Set tasks:
1. In the thread on divisibility by 6, which values of m and n does the first answer use to disprove the statement?
2. Reproduce part of the divisibility thread, starting at the words "Given $m = 2k" and ending after "not divisible by $6$.".
3. Shorten the paragraph of the divisibility thread that opens with "This doesn't seem to me", keeping its main facts.

Text segment:

'''

If $m$ is odd, and $n-1$ is divisible by $3$, then $(nm)-1$ is divisible by $6$

Question

I have to write a proof for

If $m$ is odd, and $n-1$ is divisible by $3$, then $(nm)-1$ is divisible by $6$

The way I solved it is: Given $m$ is odd this means that $m = 2k + 1$ where $k$ is some integer.

Given $n-1$ is divisible by $3$, this means that $n-1=3L$ or $n= 3L +1$ where $L$ is some integer.

It follows that $(nm) - 1 = (3L +1)(2K +1) = 6KL + 3L + 2k$

This doesn't seem to me to be divisible by $6$. But the online exercise we are using for my class solves $(3L +1)(2K +1)$ to be $6KL + 1$, which doesn't seem like because FOIL. What could I be doing wrong and what is the right answer to this proof?

Answer 1

Given $m = 2k + 1$ and $n = 3l + 1$, we get $$ mn - 1 = (2k+1)(3l+1) - 1 = 6kl + 2k + 3l + 1 - 1\\ = 6kl + 2k + 3l $$ And if this doesn't look like it's always divisible by $6$, then that's because it isn't. This is best proven by just giving an example. For instance, $k = l = 1$ gives $6 + 2 + 3 = 11$. Translating this back to $m$ and $n$, we get $$ m = 2k + 1 = 3\\ n = 3l+1 = 4 $$ and we can easily check that in this special case

• $m$ is odd
• $n-1$ is divisible by $3$
• $mn - 1$ is not divisible by $6$.

which means we have disproven the statement.

Answer 2

The inference holds true $\iff m,n\equiv 1\pmod{\!6},\,$ by case $\,p,q = 2,3\,$ below.

Lemma $\ $ Suppose that $\,m,n,p,q\,$ are integers and $\ \ell = {\rm lcm}(p,q) .\,$

$$ {\rm If}\ \ \ \begin{align} m\equiv 1\!\!\!\pmod{\!p}\\ n\equiv 1\!\!\!\pmod{\!q}\end{align} \ \ \ {\rm then}\ \ \ mn\equiv 1\!\!\!\pmod{\!\ell} \iff m,n\equiv 1\!\!\!\pmod{\!\ell}$$

Proof $\ (\Rightarrow)\ $ Since $\, p\mid \ell\,$ and $\,mn\equiv 1\pmod{\ell}\,$ this congruence persists $\!\bmod p\,$ so

$$\bmod p\!:\ \ \color{#c00}{m\equiv 1},\ \color{#c00}mn\equiv 1\,\Rightarrow\, n\equiv 1$$

Similarly we infer $\, m\equiv 1\pmod{\!q}.\,$ Hence $\,p,q\mid m\!-\!1,n\!-\!1\Rightarrow\, {\rm lcm}(p,q)\mid n\!-\!1,m\!-\!1$

$(\Leftarrow)\ \ \ \bmod \ell\!:\,\ m,n\equiv 1\,\Rightarrow\, mn\equiv 1$

'''

Recorded information:
'''

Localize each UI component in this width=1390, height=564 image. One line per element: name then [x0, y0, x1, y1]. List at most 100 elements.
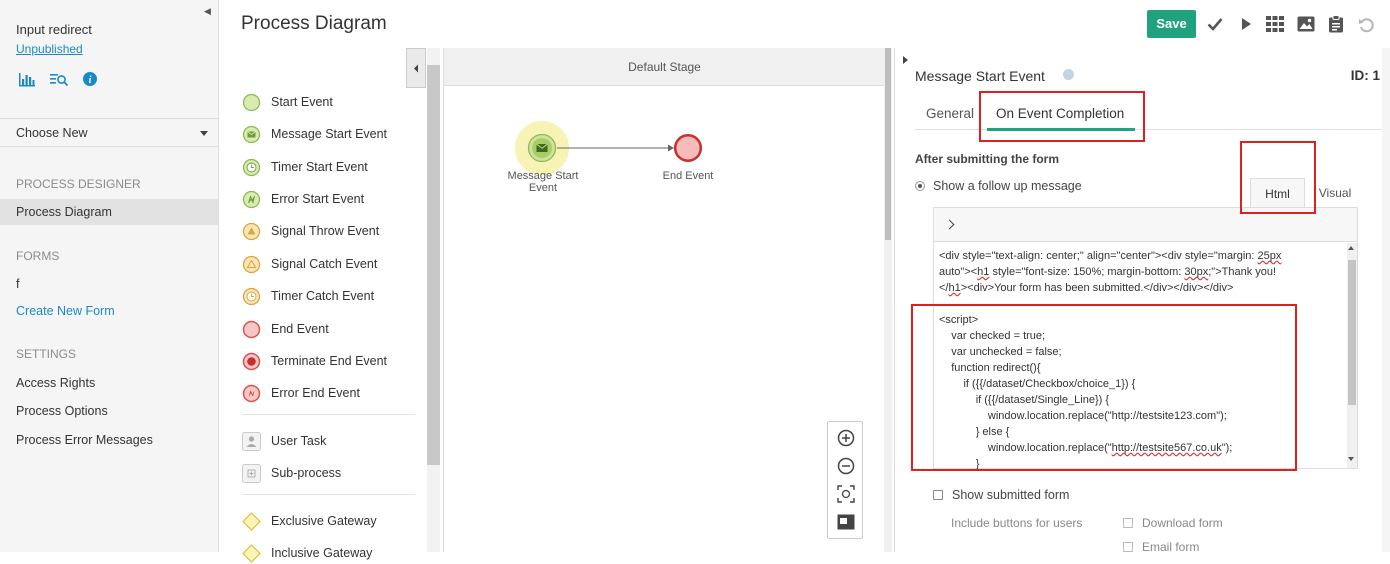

'''

In response:
1. m = 3 and n = 4.

2.
Given $m = 2k + 1$ and $n = 3l + 1$, we get $$ mn - 1 = (2k+1)(3l+1) - 1 = 6kl + 2k + 3l + 1 - 1\\ = 6kl + 2k + 3l $$ And if this doesn't look like it's always divisible by $6$, then that's because it isn't. This is best proven by just giving an example. For instance, $k = l = 1$ gives $6 + 2 + 3 = 11$. Translating this back to $m$ and $n$, we get $$ m = 2k + 1 = 3\\ n = 3l+1 = 4 $$ and we can easily check that in this special case

• $m$ is odd
• $n-1$ is divisible by $3$
• $mn - 1$ is not divisible by $6$.

3. The poster doesn't think the result is divisible by 6. The class's online exercise expands (3L + 1)(2K + 1) to 6KL + 1, which the poster says doesn't fit FOIL. The poster asks what they are doing wrong and what the correct answer to the proof is.